• **DATA IN THIS EXERCISE**

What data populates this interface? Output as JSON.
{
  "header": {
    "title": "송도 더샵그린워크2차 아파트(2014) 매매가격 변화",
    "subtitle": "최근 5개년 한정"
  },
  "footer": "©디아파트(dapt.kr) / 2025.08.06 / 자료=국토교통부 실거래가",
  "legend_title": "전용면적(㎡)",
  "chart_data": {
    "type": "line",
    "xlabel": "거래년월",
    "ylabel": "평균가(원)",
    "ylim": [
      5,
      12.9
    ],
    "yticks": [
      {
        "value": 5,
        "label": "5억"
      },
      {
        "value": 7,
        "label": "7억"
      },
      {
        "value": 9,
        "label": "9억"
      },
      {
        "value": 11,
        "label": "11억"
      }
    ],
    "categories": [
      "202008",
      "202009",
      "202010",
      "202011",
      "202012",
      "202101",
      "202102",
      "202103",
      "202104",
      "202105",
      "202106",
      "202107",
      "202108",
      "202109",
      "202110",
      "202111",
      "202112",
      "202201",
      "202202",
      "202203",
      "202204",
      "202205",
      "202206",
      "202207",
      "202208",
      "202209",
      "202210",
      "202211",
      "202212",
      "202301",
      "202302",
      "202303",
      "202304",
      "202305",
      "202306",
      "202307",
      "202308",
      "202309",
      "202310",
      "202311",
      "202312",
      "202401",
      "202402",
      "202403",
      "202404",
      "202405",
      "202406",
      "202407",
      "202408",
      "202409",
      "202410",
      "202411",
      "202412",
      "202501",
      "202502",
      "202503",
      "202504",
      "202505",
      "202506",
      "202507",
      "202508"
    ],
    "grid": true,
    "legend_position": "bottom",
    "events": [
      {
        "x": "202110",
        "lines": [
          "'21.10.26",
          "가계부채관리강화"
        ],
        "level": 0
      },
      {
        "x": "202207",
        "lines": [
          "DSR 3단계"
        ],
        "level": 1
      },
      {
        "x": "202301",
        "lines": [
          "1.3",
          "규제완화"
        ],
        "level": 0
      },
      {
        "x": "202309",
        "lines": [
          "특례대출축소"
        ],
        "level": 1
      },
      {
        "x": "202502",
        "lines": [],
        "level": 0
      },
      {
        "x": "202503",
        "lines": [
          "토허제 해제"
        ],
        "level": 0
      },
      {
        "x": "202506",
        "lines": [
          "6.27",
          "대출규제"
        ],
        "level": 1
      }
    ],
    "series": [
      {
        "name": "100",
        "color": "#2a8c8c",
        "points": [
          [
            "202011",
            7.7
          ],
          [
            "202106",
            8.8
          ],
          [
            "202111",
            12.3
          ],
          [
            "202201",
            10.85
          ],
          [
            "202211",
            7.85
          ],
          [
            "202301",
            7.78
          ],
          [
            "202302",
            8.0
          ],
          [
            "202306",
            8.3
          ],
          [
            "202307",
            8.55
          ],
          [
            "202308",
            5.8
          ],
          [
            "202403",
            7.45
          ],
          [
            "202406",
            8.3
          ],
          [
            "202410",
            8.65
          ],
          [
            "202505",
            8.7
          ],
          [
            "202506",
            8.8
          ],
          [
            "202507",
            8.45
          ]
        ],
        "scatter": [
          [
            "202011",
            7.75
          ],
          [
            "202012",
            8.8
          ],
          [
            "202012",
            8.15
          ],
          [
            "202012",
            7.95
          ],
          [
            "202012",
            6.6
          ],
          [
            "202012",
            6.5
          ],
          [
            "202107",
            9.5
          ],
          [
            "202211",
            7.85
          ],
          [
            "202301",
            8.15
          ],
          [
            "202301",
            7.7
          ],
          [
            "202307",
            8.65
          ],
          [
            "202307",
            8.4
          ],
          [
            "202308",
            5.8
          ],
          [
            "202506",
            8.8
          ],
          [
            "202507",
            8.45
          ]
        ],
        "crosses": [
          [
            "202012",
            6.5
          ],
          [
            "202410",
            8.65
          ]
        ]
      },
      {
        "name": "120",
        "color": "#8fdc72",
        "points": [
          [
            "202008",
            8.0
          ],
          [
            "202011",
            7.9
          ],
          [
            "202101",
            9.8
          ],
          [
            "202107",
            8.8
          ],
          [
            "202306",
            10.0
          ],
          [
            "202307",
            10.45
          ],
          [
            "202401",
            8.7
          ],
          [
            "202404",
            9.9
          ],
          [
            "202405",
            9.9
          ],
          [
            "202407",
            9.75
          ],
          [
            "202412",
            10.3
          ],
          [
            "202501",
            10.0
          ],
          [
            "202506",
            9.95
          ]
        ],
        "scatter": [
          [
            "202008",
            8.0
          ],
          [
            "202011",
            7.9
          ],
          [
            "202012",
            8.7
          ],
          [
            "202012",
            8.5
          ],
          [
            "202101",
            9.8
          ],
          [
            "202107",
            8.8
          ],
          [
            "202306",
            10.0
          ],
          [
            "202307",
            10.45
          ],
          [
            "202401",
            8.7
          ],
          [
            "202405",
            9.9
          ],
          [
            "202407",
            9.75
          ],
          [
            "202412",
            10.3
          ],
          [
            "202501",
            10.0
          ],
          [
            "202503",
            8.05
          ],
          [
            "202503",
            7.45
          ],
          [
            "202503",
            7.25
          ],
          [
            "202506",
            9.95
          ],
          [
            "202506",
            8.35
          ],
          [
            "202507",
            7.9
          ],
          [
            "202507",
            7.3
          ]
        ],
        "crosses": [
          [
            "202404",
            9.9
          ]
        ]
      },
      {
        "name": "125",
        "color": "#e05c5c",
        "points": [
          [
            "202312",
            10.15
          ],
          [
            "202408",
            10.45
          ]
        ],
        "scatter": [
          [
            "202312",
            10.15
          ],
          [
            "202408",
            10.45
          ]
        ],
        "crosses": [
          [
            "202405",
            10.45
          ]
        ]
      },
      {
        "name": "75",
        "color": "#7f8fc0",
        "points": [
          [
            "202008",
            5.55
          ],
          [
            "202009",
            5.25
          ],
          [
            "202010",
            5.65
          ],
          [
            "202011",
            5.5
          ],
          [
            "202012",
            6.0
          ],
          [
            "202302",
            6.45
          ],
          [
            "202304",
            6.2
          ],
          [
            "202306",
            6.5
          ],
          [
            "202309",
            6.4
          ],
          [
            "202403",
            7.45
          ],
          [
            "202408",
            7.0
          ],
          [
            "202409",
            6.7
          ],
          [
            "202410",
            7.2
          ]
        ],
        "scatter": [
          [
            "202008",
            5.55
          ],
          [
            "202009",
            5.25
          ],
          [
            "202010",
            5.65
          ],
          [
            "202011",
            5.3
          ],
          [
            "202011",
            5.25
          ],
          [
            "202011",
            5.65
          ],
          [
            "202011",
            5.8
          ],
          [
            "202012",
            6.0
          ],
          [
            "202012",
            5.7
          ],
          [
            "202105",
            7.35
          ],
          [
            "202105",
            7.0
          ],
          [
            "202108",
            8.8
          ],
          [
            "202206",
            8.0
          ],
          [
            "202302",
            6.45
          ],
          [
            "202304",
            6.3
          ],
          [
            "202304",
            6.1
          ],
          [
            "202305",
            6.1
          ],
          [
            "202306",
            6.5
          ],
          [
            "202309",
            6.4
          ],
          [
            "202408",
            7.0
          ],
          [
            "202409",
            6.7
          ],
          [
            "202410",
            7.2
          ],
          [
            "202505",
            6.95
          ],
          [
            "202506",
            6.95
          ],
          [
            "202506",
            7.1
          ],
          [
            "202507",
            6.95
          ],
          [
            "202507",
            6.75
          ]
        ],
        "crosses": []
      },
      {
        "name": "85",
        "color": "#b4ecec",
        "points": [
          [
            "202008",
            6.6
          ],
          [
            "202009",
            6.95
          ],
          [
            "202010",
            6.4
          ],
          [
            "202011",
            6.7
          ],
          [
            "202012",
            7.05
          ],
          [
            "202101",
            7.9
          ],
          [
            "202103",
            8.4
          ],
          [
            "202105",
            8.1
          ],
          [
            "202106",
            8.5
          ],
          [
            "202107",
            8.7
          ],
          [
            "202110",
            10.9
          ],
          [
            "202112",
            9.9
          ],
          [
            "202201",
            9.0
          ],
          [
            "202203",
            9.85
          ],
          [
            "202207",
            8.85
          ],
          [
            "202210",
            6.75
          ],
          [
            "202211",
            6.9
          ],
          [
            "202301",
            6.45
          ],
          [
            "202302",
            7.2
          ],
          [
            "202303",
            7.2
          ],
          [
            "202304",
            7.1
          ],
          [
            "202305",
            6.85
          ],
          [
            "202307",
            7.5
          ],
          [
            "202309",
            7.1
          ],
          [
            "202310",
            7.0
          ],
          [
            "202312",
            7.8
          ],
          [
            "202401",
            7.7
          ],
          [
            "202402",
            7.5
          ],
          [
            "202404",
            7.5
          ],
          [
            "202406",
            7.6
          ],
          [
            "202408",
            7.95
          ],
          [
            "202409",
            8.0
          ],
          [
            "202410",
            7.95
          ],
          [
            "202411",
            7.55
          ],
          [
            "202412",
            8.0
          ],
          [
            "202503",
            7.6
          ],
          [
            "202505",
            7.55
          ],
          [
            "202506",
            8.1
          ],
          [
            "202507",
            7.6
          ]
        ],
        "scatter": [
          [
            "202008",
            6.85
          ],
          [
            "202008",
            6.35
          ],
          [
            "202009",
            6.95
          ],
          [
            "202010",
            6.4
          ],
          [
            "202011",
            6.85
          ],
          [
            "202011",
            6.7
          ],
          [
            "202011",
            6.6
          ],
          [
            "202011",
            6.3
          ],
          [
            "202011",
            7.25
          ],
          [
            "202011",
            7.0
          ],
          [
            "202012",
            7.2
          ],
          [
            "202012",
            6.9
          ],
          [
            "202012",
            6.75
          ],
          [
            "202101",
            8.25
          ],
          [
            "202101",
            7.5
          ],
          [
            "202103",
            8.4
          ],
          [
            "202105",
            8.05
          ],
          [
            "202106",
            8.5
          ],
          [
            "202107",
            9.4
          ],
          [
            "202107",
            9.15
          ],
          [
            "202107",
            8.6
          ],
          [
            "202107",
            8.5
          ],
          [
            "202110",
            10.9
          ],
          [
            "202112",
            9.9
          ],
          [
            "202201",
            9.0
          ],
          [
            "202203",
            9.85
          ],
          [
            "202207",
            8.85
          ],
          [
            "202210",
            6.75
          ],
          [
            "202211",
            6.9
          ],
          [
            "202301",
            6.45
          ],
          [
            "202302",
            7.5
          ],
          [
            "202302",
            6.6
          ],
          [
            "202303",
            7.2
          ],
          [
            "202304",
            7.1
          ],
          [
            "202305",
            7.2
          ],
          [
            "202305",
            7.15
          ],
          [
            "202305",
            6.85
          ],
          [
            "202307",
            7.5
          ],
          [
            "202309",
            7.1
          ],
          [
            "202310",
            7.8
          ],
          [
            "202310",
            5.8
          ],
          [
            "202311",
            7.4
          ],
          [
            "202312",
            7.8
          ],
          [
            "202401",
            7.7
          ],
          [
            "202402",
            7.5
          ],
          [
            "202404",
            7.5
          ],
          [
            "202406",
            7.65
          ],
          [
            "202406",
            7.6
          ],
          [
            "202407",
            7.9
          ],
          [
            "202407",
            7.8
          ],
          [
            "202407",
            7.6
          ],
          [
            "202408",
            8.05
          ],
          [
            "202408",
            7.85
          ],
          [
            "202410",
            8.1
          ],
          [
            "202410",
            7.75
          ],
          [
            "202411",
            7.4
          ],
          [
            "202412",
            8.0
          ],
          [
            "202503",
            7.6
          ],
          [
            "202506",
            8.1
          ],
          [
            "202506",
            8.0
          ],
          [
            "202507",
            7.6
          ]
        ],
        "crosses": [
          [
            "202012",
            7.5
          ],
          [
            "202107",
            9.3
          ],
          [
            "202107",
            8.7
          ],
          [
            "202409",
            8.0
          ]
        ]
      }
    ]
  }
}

• **WHAT YOU NEED TO DO**
Reproduce each line of the entries in which the word "name" is found.

• **WORKED ANSWER**
        "name": "100",
        "name": "120",
        "name": "125",
        "name": "75",
        "name": "85",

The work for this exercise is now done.